THE PROBLEM: Quote the listing below in its entirety.

DATA FOR THIS TASK:
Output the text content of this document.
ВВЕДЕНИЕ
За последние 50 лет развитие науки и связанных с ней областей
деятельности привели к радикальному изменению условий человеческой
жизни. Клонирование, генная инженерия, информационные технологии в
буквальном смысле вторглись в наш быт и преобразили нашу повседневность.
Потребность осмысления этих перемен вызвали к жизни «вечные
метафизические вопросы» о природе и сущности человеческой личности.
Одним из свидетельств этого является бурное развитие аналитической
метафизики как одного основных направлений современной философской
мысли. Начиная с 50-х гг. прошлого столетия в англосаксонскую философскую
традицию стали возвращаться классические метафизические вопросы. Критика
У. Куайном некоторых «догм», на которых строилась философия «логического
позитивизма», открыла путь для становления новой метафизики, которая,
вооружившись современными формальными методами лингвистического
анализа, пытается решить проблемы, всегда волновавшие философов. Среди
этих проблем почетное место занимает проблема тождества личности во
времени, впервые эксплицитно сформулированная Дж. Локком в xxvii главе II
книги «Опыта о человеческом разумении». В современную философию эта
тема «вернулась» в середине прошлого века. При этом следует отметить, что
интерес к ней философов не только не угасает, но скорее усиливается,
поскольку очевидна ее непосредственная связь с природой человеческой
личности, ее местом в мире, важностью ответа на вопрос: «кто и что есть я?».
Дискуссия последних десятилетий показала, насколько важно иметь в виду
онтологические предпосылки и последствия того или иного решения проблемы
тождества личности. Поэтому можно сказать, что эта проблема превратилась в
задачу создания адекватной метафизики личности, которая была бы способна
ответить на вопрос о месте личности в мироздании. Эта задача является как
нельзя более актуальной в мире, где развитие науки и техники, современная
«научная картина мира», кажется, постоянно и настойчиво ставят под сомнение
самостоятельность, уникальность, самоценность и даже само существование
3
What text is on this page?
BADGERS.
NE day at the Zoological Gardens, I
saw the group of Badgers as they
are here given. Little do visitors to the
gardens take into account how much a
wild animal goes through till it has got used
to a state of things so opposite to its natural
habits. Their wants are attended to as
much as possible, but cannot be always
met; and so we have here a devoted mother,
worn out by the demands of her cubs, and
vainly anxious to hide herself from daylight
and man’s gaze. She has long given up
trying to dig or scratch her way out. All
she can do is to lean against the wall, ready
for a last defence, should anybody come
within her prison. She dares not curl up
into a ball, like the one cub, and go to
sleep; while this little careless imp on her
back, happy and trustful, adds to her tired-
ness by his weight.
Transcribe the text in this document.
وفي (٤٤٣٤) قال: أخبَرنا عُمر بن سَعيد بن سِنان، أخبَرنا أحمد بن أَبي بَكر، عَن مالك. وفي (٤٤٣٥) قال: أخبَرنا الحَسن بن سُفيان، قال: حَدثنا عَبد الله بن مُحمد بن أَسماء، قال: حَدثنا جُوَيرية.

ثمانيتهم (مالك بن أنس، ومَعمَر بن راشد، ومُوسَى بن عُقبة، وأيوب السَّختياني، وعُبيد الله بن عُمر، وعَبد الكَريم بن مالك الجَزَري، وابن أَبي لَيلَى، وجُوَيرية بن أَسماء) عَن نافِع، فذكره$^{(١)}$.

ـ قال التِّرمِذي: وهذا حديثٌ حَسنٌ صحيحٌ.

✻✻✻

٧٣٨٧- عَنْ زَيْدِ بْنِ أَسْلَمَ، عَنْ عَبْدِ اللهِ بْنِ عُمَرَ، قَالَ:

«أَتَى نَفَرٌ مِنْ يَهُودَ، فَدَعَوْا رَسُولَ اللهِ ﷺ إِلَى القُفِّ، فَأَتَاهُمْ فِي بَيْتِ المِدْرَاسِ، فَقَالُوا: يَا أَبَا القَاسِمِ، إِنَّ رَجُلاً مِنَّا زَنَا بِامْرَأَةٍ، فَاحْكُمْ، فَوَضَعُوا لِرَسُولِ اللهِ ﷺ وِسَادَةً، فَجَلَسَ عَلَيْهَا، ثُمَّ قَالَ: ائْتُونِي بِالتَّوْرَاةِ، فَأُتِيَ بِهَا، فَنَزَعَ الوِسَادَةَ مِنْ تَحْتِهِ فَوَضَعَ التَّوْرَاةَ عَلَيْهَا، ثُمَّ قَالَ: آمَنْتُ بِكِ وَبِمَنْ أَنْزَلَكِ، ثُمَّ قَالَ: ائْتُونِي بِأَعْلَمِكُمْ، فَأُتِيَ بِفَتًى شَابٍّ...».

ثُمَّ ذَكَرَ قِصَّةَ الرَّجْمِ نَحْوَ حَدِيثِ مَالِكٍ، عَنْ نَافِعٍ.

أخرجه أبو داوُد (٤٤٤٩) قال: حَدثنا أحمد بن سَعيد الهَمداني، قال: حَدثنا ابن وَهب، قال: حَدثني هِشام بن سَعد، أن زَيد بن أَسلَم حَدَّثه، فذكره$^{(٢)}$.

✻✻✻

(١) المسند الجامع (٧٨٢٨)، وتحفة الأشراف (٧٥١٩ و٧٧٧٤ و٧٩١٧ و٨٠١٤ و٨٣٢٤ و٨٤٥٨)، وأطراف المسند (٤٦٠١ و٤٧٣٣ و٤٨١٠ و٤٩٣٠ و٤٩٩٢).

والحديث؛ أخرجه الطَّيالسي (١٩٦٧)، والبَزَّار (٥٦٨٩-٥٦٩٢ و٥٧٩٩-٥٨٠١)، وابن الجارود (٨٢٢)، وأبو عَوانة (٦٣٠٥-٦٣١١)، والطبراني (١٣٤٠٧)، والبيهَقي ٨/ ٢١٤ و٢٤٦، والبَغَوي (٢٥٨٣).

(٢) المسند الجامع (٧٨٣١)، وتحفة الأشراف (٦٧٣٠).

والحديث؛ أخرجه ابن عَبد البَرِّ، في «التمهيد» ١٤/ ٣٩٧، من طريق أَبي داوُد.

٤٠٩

TASK OUTPUT:
Output the text content of this document.
ВВЕДЕНИЕ
За последние 50 лет развитие науки и связанных с ней областей
деятельности привели к радикальному изменению условий человеческой
жизни. Клонирование, генная инженерия, информационные технологии в
буквальном смысле вторглись в наш быт и преобразили нашу повседневность.
Потребность осмысления этих перемен вызвали к жизни «вечные
метафизические вопросы» о природе и сущности человеческой личности.
Одним из свидетельств этого является бурное развитие аналитической
метафизики как одного основных направлений современной философской
мысли. Начиная с 50-х гг. прошлого столетия в англосаксонскую философскую
традицию стали возвращаться классические метафизические вопросы. Критика
У. Куайном некоторых «догм», на которых строилась философия «логического
позитивизма», открыла путь для становления новой метафизики, которая,
вооружившись современными формальными методами лингвистического
анализа, пытается решить проблемы, всегда волновавшие философов. Среди
этих проблем почетное место занимает проблема тождества личности во
времени, впервые эксплицитно сформулированная Дж. Локком в xxvii главе II
книги «Опыта о человеческом разумении». В современную философию эта
тема «вернулась» в середине прошлого века. При этом следует отметить, что
интерес к ней философов не только не угасает, но скорее усиливается,
поскольку очевидна ее непосредственная связь с природой человеческой
личности, ее местом в мире, важностью ответа на вопрос: «кто и что есть я?».
Дискуссия последних десятилетий показала, насколько важно иметь в виду
онтологические предпосылки и последствия того или иного решения проблемы
тождества личности. Поэтому можно сказать, что эта проблема превратилась в
задачу создания адекватной метафизики личности, которая была бы способна
ответить на вопрос о месте личности в мироздании. Эта задача является как
нельзя более актуальной в мире, где развитие науки и техники, современная
«научная картина мира», кажется, постоянно и настойчиво ставят под сомнение
самостоятельность, уникальность, самоценность и даже само существование
3
What text is on this page?
BADGERS.
NE day at the Zoological Gardens, I
saw the group of Badgers as they
are here given. Little do visitors to the
gardens take into account how much a
wild animal goes through till it has got used
to a state of things so opposite to its natural
habits. Their wants are attended to as
much as possible, but cannot be always
met; and so we have here a devoted mother,
worn out by the demands of her cubs, and
vainly anxious to hide herself from daylight
and man’s gaze. She has long given up
trying to dig or scratch her way out. All
she can do is to lean against the wall, ready
for a last defence, should anybody come
within her prison. She dares not curl up
into a ball, like the one cub, and go to
sleep; while this little careless imp on her
back, happy and trustful, adds to her tired-
ness by his weight.
Transcribe the text in this document.
وفي (٤٤٣٤) قال: أخبَرنا عُمر بن سَعيد بن سِنان، أخبَرنا أحمد بن أَبي بَكر، عَن مالك. وفي (٤٤٣٥) قال: أخبَرنا الحَسن بن سُفيان، قال: حَدثنا عَبد الله بن مُحمد بن أَسماء، قال: حَدثنا جُوَيرية.

ثمانيتهم (مالك بن أنس، ومَعمَر بن راشد، ومُوسَى بن عُقبة، وأيوب السَّختياني، وعُبيد الله بن عُمر، وعَبد الكَريم بن مالك الجَزَري، وابن أَبي لَيلَى، وجُوَيرية بن أَسماء) عَن نافِع، فذكره$^{(١)}$.

ـ قال التِّرمِذي: وهذا حديثٌ حَسنٌ صحيحٌ.

✻✻✻

٧٣٨٧- عَنْ زَيْدِ بْنِ أَسْلَمَ، عَنْ عَبْدِ اللهِ بْنِ عُمَرَ، قَالَ:

«أَتَى نَفَرٌ مِنْ يَهُودَ، فَدَعَوْا رَسُولَ اللهِ ﷺ إِلَى القُفِّ، فَأَتَاهُمْ فِي بَيْتِ المِدْرَاسِ، فَقَالُوا: يَا أَبَا القَاسِمِ، إِنَّ رَجُلاً مِنَّا زَنَا بِامْرَأَةٍ، فَاحْكُمْ، فَوَضَعُوا لِرَسُولِ اللهِ ﷺ وِسَادَةً، فَجَلَسَ عَلَيْهَا، ثُمَّ قَالَ: ائْتُونِي بِالتَّوْرَاةِ، فَأُتِيَ بِهَا، فَنَزَعَ الوِسَادَةَ مِنْ تَحْتِهِ فَوَضَعَ التَّوْرَاةَ عَلَيْهَا، ثُمَّ قَالَ: آمَنْتُ بِكِ وَبِمَنْ أَنْزَلَكِ، ثُمَّ قَالَ: ائْتُونِي بِأَعْلَمِكُمْ، فَأُتِيَ بِفَتًى شَابٍّ...».

ثُمَّ ذَكَرَ قِصَّةَ الرَّجْمِ نَحْوَ حَدِيثِ مَالِكٍ، عَنْ نَافِعٍ.

أخرجه أبو داوُد (٤٤٤٩) قال: حَدثنا أحمد بن سَعيد الهَمداني، قال: حَدثنا ابن وَهب، قال: حَدثني هِشام بن سَعد، أن زَيد بن أَسلَم حَدَّثه، فذكره$^{(٢)}$.

✻✻✻

(١) المسند الجامع (٧٨٢٨)، وتحفة الأشراف (٧٥١٩ و٧٧٧٤ و٧٩١٧ و٨٠١٤ و٨٣٢٤ و٨٤٥٨)، وأطراف المسند (٤٦٠١ و٤٧٣٣ و٤٨١٠ و٤٩٣٠ و٤٩٩٢).

والحديث؛ أخرجه الطَّيالسي (١٩٦٧)، والبَزَّار (٥٦٨٩-٥٦٩٢ و٥٧٩٩-٥٨٠١)، وابن الجارود (٨٢٢)، وأبو عَوانة (٦٣٠٥-٦٣١١)، والطبراني (١٣٤٠٧)، والبيهَقي ٨/ ٢١٤ و٢٤٦، والبَغَوي (٢٥٨٣).

(٢) المسند الجامع (٧٨٣١)، وتحفة الأشراف (٦٧٣٠).

والحديث؛ أخرجه ابن عَبد البَرِّ، في «التمهيد» ١٤/ ٣٩٧، من طريق أَبي داوُد.

٤٠٩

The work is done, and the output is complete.